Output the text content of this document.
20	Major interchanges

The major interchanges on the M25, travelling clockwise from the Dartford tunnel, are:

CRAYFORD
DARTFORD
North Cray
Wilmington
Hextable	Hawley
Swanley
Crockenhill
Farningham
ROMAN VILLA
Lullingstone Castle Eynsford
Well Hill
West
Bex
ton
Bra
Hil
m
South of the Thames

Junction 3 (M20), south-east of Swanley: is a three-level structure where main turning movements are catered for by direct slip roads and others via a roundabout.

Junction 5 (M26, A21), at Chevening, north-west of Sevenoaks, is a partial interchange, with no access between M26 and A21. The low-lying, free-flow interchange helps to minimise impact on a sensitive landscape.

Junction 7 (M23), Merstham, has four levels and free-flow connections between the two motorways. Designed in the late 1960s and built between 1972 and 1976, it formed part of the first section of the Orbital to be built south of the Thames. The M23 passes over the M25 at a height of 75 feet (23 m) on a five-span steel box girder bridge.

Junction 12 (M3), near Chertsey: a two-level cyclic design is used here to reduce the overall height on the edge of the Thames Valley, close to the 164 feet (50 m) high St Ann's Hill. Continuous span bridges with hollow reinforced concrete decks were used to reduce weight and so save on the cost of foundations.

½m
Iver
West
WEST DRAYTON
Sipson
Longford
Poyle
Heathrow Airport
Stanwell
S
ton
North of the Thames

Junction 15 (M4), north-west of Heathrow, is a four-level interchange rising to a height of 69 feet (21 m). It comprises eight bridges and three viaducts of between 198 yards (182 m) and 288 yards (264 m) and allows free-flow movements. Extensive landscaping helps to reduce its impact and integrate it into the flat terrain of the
--
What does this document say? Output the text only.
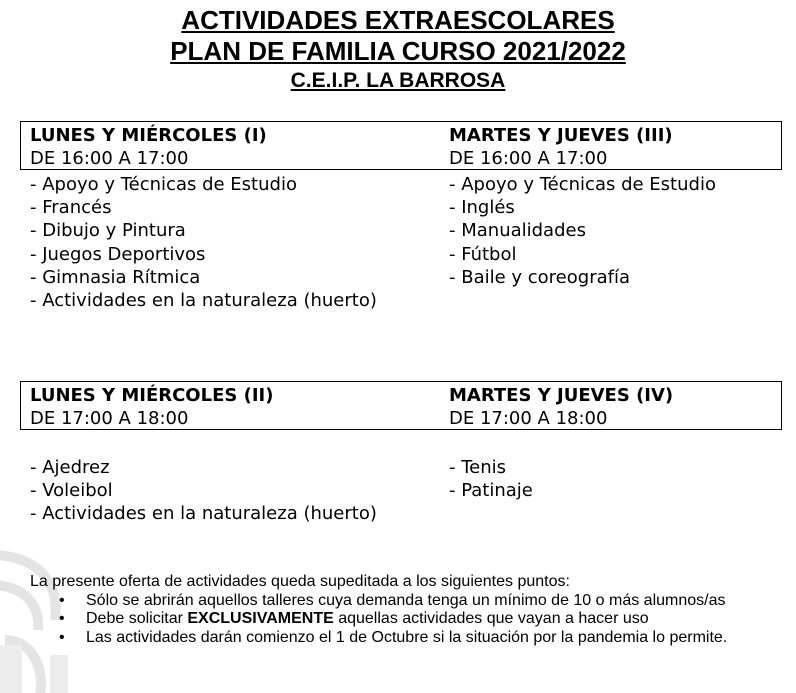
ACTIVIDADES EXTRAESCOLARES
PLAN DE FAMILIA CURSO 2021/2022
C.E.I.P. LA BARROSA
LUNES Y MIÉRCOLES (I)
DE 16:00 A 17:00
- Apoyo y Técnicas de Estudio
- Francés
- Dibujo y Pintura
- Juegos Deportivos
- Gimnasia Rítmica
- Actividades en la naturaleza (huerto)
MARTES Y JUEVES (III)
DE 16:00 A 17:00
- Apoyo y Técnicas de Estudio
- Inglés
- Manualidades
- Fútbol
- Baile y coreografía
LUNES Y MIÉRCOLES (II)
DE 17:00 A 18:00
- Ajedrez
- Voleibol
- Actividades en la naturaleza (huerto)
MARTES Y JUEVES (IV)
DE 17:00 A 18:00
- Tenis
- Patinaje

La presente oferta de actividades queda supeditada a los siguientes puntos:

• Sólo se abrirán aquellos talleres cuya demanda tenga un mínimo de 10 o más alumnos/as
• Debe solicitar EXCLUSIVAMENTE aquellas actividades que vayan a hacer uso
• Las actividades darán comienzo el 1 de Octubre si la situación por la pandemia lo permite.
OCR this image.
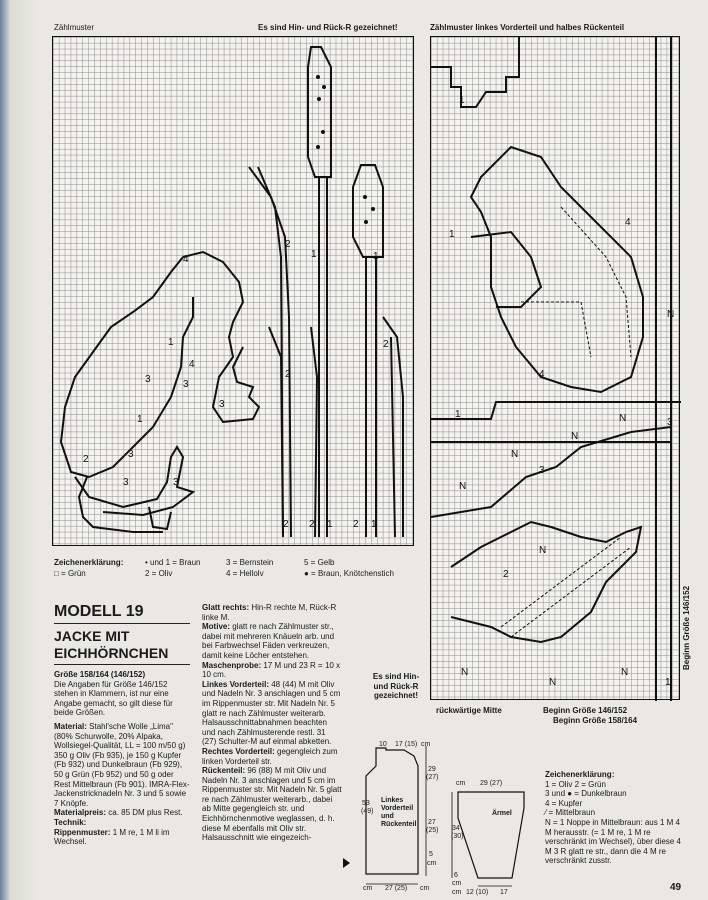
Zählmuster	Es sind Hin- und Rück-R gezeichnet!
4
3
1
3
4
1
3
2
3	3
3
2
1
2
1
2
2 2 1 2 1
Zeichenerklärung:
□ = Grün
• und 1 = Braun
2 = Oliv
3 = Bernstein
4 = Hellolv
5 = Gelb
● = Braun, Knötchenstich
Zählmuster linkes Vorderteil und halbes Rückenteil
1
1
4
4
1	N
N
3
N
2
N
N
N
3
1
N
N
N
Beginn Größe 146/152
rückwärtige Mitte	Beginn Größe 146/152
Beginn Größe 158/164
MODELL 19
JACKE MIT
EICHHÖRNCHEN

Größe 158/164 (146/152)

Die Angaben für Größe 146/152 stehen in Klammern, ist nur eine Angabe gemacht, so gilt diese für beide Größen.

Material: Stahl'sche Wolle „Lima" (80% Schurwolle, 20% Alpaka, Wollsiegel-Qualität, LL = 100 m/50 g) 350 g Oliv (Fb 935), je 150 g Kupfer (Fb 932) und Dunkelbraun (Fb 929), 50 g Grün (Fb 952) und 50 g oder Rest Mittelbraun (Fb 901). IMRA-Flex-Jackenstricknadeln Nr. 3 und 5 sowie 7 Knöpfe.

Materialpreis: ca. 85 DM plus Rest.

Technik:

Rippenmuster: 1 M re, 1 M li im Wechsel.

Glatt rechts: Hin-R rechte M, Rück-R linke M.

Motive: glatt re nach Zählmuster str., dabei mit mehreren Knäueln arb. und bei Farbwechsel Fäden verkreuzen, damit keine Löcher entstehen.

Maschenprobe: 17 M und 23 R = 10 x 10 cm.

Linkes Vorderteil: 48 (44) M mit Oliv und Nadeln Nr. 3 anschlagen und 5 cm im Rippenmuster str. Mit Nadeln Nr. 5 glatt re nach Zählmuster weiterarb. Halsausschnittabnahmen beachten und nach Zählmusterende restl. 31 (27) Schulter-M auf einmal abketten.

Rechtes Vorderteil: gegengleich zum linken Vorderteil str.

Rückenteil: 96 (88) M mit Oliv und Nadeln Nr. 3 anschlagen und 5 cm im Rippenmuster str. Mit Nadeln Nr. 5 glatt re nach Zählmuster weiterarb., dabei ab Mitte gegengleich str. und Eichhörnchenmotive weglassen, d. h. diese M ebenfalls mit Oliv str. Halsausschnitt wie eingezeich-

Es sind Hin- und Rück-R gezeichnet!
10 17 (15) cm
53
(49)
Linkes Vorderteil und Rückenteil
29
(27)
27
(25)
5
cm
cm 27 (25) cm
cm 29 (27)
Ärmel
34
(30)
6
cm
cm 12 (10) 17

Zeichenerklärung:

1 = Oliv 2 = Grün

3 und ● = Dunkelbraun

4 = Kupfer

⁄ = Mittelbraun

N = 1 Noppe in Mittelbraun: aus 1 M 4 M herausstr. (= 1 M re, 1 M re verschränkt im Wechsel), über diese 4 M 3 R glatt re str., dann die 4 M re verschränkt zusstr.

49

_TASK_
Say, as a bare number, how many lines in the entries above include the string "Kupfer".

_RESPONSE TO THIS TASK_
2